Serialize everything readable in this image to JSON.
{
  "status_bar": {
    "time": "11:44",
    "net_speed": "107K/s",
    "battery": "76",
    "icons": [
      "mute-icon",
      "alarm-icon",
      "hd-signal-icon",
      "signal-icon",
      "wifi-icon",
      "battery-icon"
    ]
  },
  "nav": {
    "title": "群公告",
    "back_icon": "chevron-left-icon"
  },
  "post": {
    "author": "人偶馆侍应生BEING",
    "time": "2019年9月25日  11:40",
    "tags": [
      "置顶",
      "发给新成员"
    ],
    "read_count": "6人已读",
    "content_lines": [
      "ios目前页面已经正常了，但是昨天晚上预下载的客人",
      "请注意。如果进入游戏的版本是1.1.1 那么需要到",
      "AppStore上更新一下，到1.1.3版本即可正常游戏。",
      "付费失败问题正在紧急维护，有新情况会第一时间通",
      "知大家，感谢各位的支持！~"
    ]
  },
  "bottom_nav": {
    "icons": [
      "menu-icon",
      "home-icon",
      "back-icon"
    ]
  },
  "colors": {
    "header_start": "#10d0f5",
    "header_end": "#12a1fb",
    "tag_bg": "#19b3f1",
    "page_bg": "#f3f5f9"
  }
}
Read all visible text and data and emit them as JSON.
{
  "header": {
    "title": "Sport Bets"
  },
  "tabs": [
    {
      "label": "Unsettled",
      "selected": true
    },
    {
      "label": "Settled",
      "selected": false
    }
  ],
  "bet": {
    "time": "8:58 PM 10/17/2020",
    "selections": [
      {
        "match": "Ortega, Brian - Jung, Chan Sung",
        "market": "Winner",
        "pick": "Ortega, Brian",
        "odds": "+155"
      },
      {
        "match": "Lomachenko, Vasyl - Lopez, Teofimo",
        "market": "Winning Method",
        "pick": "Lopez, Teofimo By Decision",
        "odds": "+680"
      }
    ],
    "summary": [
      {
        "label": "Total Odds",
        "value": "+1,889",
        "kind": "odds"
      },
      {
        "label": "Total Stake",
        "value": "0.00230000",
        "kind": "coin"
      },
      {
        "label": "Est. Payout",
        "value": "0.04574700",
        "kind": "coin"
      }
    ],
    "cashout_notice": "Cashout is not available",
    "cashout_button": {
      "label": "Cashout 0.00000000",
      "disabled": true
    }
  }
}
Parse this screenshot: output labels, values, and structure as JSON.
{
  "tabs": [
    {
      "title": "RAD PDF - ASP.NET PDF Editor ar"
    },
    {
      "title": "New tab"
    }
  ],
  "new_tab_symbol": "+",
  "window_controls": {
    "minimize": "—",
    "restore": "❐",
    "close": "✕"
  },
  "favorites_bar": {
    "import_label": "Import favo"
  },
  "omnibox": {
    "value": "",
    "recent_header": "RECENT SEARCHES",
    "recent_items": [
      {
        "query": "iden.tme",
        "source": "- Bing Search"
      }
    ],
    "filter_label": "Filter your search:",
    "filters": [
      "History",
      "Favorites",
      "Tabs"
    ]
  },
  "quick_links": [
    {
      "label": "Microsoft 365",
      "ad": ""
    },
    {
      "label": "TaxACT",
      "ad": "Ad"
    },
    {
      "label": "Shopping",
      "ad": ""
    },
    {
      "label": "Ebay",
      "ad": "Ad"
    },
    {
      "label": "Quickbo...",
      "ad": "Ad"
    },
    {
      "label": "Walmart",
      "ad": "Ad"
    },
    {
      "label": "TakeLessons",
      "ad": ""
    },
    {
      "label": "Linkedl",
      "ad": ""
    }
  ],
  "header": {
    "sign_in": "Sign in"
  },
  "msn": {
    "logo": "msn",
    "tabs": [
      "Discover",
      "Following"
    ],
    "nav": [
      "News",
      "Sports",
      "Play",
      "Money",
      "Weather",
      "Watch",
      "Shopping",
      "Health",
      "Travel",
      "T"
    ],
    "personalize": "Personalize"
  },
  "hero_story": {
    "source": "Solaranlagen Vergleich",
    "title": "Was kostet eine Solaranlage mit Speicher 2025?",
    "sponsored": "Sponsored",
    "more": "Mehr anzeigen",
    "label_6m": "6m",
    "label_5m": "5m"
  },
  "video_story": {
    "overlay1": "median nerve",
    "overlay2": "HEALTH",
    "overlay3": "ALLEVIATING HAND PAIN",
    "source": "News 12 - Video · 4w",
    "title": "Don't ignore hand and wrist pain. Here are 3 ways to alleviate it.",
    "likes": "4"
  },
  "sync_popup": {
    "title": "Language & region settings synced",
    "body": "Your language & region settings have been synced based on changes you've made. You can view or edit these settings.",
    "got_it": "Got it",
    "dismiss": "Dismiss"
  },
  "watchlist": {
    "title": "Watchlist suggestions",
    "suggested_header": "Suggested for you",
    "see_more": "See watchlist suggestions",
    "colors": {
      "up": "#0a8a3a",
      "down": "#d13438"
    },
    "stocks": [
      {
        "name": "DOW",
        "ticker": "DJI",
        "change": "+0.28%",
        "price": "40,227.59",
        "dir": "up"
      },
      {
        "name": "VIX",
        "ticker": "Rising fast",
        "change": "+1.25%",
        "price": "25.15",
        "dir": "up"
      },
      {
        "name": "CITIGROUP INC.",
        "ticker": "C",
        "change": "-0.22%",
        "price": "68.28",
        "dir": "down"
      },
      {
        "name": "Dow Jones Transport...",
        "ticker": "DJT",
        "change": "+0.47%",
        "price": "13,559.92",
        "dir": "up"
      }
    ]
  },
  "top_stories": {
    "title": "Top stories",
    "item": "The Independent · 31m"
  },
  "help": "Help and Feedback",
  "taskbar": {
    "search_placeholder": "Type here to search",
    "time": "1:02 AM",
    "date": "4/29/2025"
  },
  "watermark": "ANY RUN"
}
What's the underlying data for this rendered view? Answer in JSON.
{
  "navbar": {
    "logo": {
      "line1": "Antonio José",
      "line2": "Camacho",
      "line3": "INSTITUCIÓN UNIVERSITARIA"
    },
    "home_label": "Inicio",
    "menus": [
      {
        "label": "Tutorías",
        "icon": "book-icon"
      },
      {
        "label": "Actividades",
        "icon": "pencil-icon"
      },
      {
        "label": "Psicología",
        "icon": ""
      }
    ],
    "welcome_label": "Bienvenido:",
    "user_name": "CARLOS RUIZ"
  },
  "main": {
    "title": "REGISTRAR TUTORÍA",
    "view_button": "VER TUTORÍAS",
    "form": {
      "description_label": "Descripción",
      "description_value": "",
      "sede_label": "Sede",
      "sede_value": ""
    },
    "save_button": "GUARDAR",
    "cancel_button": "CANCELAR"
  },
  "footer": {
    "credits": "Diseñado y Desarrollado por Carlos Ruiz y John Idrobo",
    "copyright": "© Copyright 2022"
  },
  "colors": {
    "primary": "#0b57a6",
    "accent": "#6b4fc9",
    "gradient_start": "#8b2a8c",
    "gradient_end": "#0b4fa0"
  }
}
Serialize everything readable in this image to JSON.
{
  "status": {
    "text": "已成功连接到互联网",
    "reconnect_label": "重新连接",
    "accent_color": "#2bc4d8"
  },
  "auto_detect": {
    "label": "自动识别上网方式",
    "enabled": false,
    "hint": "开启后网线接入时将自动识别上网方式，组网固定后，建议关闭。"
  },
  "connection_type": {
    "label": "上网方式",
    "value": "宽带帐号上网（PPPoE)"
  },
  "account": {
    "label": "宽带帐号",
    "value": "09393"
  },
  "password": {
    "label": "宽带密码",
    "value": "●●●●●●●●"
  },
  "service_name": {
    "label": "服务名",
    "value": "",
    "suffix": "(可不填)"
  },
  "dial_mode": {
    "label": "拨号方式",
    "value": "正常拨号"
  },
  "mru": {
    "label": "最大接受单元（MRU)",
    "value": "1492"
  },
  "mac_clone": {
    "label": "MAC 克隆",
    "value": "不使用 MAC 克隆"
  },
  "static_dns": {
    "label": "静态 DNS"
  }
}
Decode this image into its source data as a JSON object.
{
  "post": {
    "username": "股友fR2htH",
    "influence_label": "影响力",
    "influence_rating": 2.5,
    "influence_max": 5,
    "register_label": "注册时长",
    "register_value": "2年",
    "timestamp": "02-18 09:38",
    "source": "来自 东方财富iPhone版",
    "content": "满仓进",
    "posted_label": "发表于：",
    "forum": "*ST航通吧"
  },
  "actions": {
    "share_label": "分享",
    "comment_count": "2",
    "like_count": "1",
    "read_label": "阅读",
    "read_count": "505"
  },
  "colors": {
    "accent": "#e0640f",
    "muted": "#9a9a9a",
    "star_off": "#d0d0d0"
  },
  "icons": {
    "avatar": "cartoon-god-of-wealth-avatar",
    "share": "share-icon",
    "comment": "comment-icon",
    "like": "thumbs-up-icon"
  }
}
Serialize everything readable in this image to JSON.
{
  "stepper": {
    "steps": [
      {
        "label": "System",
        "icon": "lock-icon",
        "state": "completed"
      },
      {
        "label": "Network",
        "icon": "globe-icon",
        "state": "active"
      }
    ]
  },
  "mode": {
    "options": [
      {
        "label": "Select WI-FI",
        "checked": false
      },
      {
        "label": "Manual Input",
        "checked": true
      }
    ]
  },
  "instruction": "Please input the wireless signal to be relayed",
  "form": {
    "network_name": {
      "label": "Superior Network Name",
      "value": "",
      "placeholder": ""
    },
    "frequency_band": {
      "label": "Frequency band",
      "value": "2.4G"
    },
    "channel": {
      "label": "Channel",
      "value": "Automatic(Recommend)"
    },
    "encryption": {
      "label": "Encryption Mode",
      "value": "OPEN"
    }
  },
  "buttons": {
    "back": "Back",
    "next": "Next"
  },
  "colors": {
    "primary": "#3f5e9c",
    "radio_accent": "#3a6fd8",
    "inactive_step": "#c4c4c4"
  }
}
■ ■ ■ ■ ■
WHAT THE TASK ASKS:
Everything from the line containing "Decode this image" to the end of the records must be written out exactly; include both of those lines and no others.

WRITTEN SOLUTION:
Decode this image into its source data as a JSON object.
{
  "post": {
    "username": "股友fR2htH",
    "influence_label": "影响力",
    "influence_rating": 2.5,
    "influence_max": 5,
    "register_label": "注册时长",
    "register_value": "2年",
    "timestamp": "02-18 09:38",
    "source": "来自 东方财富iPhone版",
    "content": "满仓进",
    "posted_label": "发表于：",
    "forum": "*ST航通吧"
  },
  "actions": {
    "share_label": "分享",
    "comment_count": "2",
    "like_count": "1",
    "read_label": "阅读",
    "read_count": "505"
  },
  "colors": {
    "accent": "#e0640f",
    "muted": "#9a9a9a",
    "star_off": "#d0d0d0"
  },
  "icons": {
    "avatar": "cartoon-god-of-wealth-avatar",
    "share": "share-icon",
    "comment": "comment-icon",
    "like": "thumbs-up-icon"
  }
}
Serialize everything readable in this image to JSON.
{
  "stepper": {
    "steps": [
      {
        "label": "System",
        "icon": "lock-icon",
        "state": "completed"
      },
      {
        "label": "Network",
        "icon": "globe-icon",
        "state": "active"
      }
    ]
  },
  "mode": {
    "options": [
      {
        "label": "Select WI-FI",
        "checked": false
      },
      {
        "label": "Manual Input",
        "checked": true
      }
    ]
  },
  "instruction": "Please input the wireless signal to be relayed",
  "form": {
    "network_name": {
      "label": "Superior Network Name",
      "value": "",
      "placeholder": ""
    },
    "frequency_band": {
      "label": "Frequency band",
      "value": "2.4G"
    },
    "channel": {
      "label": "Channel",
      "value": "Automatic(Recommend)"
    },
    "encryption": {
      "label": "Encryption Mode",
      "value": "OPEN"
    }
  },
  "buttons": {
    "back": "Back",
    "next": "Next"
  },
  "colors": {
    "primary": "#3f5e9c",
    "radio_accent": "#3a6fd8",
    "inactive_step": "#c4c4c4"
  }
}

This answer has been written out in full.